(Stated goal):
Copy each line of the data below with the word "Noch".
------------------------------------------------------------
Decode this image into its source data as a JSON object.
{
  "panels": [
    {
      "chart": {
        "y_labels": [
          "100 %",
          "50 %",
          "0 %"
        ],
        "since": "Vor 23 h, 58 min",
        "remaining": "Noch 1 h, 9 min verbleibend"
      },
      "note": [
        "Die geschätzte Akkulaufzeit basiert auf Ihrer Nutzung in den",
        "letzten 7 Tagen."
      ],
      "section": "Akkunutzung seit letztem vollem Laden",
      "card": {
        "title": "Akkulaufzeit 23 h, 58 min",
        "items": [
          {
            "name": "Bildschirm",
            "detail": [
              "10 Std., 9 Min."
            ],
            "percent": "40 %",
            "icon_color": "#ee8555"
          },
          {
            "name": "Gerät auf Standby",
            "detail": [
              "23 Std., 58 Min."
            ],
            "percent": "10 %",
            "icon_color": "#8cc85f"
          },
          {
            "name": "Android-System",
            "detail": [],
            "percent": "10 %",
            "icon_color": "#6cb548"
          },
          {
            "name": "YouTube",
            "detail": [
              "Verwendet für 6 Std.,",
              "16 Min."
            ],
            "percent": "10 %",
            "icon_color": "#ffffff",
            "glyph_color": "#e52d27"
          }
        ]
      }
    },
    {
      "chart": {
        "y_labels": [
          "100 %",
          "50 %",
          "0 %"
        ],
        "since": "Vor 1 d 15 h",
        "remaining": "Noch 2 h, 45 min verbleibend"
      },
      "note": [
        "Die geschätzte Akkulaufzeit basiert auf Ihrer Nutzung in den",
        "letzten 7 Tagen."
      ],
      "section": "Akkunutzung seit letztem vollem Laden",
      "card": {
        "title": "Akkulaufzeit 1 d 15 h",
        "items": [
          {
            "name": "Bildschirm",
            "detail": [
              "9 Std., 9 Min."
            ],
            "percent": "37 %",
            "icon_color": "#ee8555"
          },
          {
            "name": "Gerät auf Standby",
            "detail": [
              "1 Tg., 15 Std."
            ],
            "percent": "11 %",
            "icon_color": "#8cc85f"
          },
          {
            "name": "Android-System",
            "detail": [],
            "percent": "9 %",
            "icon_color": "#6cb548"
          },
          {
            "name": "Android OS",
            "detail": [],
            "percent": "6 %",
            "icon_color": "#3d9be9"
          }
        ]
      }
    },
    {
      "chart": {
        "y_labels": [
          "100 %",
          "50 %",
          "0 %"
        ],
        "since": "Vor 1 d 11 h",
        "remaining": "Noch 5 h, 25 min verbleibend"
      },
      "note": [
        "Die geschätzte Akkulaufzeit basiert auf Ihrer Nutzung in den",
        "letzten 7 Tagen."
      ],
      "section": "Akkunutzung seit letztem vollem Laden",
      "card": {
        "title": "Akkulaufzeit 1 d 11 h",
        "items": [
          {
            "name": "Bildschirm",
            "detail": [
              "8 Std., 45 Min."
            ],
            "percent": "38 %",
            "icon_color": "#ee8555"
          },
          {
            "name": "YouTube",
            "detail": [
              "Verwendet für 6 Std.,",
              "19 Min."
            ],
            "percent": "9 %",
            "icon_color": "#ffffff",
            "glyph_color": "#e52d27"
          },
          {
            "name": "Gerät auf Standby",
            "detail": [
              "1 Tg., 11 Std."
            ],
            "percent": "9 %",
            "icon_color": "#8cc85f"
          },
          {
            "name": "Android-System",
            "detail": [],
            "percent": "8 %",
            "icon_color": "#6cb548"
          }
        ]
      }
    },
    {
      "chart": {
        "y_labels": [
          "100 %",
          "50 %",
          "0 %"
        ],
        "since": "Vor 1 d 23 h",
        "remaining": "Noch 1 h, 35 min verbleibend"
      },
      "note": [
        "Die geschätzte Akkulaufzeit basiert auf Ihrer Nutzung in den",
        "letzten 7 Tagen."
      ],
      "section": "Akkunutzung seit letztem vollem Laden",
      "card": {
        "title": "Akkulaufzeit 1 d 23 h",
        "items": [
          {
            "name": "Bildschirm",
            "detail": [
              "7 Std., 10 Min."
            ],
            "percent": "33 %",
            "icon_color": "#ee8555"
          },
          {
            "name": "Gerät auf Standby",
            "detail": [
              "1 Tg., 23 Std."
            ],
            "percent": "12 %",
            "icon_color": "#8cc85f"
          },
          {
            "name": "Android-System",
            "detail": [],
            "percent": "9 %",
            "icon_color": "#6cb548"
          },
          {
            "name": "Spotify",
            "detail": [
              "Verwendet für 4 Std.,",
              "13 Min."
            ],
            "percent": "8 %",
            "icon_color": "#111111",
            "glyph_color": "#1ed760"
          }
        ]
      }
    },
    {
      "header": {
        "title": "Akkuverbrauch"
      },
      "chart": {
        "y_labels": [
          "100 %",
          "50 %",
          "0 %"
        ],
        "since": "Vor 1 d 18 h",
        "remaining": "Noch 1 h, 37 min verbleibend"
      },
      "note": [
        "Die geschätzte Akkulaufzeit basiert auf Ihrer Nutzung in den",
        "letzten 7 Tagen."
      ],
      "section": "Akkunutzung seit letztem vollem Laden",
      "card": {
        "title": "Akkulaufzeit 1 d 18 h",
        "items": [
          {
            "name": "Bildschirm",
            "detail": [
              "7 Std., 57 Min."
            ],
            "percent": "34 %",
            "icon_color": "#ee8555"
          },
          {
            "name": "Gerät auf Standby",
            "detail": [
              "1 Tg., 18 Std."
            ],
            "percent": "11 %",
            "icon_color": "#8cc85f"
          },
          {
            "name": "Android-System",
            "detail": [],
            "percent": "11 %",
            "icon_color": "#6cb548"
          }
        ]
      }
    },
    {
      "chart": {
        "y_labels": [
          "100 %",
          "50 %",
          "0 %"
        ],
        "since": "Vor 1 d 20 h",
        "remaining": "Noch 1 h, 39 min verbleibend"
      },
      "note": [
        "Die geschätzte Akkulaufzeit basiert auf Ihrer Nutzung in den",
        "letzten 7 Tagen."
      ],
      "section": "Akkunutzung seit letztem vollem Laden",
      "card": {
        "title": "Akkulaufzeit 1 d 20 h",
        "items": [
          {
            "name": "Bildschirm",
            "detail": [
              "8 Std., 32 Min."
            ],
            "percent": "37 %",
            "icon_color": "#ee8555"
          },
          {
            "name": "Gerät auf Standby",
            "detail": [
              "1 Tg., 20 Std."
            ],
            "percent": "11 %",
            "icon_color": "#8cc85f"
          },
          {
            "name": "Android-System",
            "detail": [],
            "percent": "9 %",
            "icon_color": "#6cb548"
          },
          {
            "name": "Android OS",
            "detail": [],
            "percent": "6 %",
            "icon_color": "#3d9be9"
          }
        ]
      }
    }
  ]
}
------------------------------------------------------------
(Written solution):
        "remaining": "Noch 1 h, 9 min verbleibend"
        "remaining": "Noch 2 h, 45 min verbleibend"
        "remaining": "Noch 5 h, 25 min verbleibend"
        "remaining": "Noch 1 h, 35 min verbleibend"
        "remaining": "Noch 1 h, 37 min verbleibend"
        "remaining": "Noch 1 h, 39 min verbleibend"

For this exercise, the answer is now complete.